### Seçilmiş Metin ###
Ana içeriğe atla

(sü)rtük müyüz? (pü)rtük müyüz? (dü)rtük müyüz?


Can Dündar'ın Milliyet'teki bugünkü yazısı...
Şimdi okurken eğleniyoruz, hatta inanmıyoruz ama tüm bunların yaşanmış olduğunu düşünmek de bir tuhaf yapıyor insanı...

Türk kadını hiç tanımadığı erkeğe “Merhaba” der mi?

Bayıldım bu gerekçeye: Leman Sam’ın “Anladım” şarkısı şöyle başlar:
“Dün gece hiç tanımadığım bir erkeğe/ sırf sana benziyor diye/ usulca sokulup/ ‘Merhaba’ dedim”.
Şarkı TRT denetimine girmiş. Denetim “Olmaz” demiş.
Neden?
“Türk kadının tanımadığı hiçbir erkeğe selam vermeyeceği, şarkının Türk kadının ahlakını bozduğu gerekçesi ile...”
* * *
Harika değil mi?
TRT denetim raporları arşivi, bu türden mizah örnekleriyle dolu... En güzellerinden biri şu:
“Ada sahillerinde bekliyorum” şarkısı, “Menderes ve DP’lilerin yargılandığı Yassıada’yı akla getiriyor” diye yasaklanmış bir dönem...
### Gösterilen Kayıtlar ###
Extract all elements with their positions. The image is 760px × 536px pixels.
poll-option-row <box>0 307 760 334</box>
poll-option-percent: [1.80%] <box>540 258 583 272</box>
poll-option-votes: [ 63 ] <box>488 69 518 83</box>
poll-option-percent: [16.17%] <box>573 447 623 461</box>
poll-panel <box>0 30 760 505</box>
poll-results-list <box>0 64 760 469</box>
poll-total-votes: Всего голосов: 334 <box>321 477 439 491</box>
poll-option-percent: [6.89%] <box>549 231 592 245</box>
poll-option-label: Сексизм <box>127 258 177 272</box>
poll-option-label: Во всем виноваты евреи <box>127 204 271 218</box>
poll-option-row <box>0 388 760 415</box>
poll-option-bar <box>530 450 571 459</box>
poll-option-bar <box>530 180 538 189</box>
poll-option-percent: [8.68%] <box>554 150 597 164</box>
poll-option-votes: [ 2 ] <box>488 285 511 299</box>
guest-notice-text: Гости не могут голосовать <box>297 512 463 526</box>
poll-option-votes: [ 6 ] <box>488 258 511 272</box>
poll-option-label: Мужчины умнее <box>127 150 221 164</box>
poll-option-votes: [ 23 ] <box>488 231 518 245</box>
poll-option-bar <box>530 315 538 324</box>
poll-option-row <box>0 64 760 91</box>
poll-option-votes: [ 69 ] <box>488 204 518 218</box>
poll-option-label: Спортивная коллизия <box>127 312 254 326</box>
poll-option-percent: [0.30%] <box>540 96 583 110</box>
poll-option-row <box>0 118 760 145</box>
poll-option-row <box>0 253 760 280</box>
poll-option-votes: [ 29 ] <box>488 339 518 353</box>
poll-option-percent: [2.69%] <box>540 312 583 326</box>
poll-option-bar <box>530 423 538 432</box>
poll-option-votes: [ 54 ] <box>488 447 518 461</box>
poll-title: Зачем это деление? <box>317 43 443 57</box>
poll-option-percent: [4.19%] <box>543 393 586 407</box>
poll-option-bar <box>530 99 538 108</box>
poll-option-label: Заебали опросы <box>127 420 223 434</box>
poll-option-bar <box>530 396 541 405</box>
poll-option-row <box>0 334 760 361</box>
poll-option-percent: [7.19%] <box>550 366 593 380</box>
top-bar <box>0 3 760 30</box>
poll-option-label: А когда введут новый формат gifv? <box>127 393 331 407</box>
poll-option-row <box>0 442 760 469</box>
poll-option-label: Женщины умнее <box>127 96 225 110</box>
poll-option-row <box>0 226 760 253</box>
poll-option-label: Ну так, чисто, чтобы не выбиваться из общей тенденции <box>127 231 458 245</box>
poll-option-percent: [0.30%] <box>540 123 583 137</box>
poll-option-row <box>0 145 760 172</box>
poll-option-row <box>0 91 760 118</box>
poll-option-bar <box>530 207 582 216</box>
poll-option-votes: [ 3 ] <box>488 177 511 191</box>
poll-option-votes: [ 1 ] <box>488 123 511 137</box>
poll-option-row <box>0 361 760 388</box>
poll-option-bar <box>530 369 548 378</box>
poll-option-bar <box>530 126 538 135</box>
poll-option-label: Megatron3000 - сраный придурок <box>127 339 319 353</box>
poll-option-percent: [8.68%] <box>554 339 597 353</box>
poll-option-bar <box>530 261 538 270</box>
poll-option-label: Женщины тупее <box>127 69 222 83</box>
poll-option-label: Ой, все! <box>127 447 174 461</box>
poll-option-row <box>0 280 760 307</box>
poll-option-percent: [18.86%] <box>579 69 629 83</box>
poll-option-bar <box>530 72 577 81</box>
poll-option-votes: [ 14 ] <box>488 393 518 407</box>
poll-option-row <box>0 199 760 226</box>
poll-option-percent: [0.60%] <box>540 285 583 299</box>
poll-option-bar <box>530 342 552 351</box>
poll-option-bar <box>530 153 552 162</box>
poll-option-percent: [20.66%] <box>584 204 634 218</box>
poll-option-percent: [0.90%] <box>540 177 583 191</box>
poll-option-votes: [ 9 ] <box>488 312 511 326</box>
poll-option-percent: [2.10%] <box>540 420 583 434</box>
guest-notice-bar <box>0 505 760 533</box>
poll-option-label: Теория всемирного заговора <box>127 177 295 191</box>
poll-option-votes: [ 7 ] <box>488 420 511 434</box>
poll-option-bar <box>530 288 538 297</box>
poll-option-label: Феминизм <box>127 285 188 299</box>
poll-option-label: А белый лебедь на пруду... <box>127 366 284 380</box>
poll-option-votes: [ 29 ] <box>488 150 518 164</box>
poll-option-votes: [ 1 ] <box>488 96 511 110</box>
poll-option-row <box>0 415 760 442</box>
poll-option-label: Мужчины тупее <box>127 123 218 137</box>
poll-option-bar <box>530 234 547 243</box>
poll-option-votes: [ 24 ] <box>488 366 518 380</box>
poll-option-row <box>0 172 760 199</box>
###
Verilen Soru 1 - TRT denetimi üzerine olan metinde adı geçen bütün kişileri sıralayın.
Verilen Soru 2 -
TRT denetimi üzerine olan metne göre aşağıdaki soruları yanıtlayın.
(a) Yazı hangi gazetede yayımlanmış?
(b) "Anladım" şarkısı kime ait?
(c) "Ada sahillerinde bekliyorum" şarkısı hangi adayı akla getirdiği gerekçesiyle yasaklanmış?
Verilen Soru 3 - TRT denetimi üzerine olan yazıyı kaldığı yerden sürdürün.
Öğeler, metinden ayrı ve bağımsız bir malzemedir.

Nihai Cevap 1 - Can Dündar, Leman Sam, Menderes

Nihai Cevap 2 -
(a) Milliyet
(b) Leman Sam
(c) Yassıada

Nihai Cevap 3 -
Musa Eroğlu’nun “Yolun Sonu Görünüyor” türküsü “intiharı özendirdiği” gerekçesiyle yasaklanmış.
Adnan Şenses’in ‘’Doldur Meyhaneci” şarkısı “Halkı içmeye teşvik ediyor” diye denetime takılmış.
Ya “Ormancı”ya ne demeli?
“Ormancı da gelir gelmez yıkar masayı/ söz dinlemez ormancı, çekmiş kafayı/ aman ormancı, canım ormancı/ Köyümüze bıraktın yoktan bir acı...”
Bilin bakalım neden reddedilmiş:
“Ormancıların devletin memuru oldukları ve türküde ormancılara, dolayısıyla da devlete yergi ve sitem yapıldığı gerekçesiyle...”
* * *
Barış Manço’nun başına gelenlere bakalım:
Denetim, “Arkadaşım Eşşek” şarkısını “Arkadaşım Kuzu” olarak değiştirmeye kalkmış; kuzu eşekten sevimli diye...
“Lambaya Püf De”de ise “erotik öğeler” bulmuş.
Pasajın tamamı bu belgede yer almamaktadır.